OBJECTIVE =
Reproduce the entries exactly.

DATA SUPPLIED =
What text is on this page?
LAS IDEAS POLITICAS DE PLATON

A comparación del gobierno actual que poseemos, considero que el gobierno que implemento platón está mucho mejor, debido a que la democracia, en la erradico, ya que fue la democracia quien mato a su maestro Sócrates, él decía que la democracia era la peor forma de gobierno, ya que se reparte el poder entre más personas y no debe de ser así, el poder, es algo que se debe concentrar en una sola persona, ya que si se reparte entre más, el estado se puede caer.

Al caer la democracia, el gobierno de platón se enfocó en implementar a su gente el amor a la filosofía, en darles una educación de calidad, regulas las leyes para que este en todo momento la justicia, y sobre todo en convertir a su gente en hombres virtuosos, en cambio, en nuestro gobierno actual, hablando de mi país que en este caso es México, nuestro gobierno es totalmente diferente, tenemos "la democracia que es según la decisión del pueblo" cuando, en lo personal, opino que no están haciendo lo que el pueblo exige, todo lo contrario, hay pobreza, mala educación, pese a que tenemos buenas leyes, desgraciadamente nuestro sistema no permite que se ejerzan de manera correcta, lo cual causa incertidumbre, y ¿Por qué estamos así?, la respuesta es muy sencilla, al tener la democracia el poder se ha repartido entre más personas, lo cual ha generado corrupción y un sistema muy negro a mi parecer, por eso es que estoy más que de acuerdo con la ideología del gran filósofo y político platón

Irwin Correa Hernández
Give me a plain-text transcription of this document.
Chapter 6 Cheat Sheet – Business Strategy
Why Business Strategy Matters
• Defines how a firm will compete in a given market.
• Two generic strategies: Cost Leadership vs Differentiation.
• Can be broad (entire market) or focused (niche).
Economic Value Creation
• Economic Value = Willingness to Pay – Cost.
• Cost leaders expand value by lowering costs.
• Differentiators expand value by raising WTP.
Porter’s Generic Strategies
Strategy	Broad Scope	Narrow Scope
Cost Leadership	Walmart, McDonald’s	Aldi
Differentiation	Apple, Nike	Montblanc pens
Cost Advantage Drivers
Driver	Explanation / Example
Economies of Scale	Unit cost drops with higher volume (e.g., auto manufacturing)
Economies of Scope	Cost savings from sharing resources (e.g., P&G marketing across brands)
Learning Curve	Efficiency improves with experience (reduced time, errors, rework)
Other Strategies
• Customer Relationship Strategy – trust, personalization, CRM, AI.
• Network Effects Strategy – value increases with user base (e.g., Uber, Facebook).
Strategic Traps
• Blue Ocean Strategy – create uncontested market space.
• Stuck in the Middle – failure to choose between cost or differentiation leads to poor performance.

FULL RESPONSE =
What text is on this page?
LAS IDEAS POLITICAS DE PLATON

A comparación del gobierno actual que poseemos, considero que el gobierno que implemento platón está mucho mejor, debido a que la democracia, en la erradico, ya que fue la democracia quien mato a su maestro Sócrates, él decía que la democracia era la peor forma de gobierno, ya que se reparte el poder entre más personas y no debe de ser así, el poder, es algo que se debe concentrar en una sola persona, ya que si se reparte entre más, el estado se puede caer.

Al caer la democracia, el gobierno de platón se enfocó en implementar a su gente el amor a la filosofía, en darles una educación de calidad, regulas las leyes para que este en todo momento la justicia, y sobre todo en convertir a su gente en hombres virtuosos, en cambio, en nuestro gobierno actual, hablando de mi país que en este caso es México, nuestro gobierno es totalmente diferente, tenemos "la democracia que es según la decisión del pueblo" cuando, en lo personal, opino que no están haciendo lo que el pueblo exige, todo lo contrario, hay pobreza, mala educación, pese a que tenemos buenas leyes, desgraciadamente nuestro sistema no permite que se ejerzan de manera correcta, lo cual causa incertidumbre, y ¿Por qué estamos así?, la respuesta es muy sencilla, al tener la democracia el poder se ha repartido entre más personas, lo cual ha generado corrupción y un sistema muy negro a mi parecer, por eso es que estoy más que de acuerdo con la ideología del gran filósofo y político platón

Irwin Correa Hernández
Give me a plain-text transcription of this document.
Chapter 6 Cheat Sheet – Business Strategy
Why Business Strategy Matters
• Defines how a firm will compete in a given market.
• Two generic strategies: Cost Leadership vs Differentiation.
• Can be broad (entire market) or focused (niche).
Economic Value Creation
• Economic Value = Willingness to Pay – Cost.
• Cost leaders expand value by lowering costs.
• Differentiators expand value by raising WTP.
Porter’s Generic Strategies
Strategy	Broad Scope	Narrow Scope
Cost Leadership	Walmart, McDonald’s	Aldi
Differentiation	Apple, Nike	Montblanc pens
Cost Advantage Drivers
Driver	Explanation / Example
Economies of Scale	Unit cost drops with higher volume (e.g., auto manufacturing)
Economies of Scope	Cost savings from sharing resources (e.g., P&G marketing across brands)
Learning Curve	Efficiency improves with experience (reduced time, errors, rework)
Other Strategies
• Customer Relationship Strategy – trust, personalization, CRM, AI.
• Network Effects Strategy – value increases with user base (e.g., Uber, Facebook).
Strategic Traps
• Blue Ocean Strategy – create uncontested market space.
• Stuck in the Middle – failure to choose between cost or differentiation leads to poor performance.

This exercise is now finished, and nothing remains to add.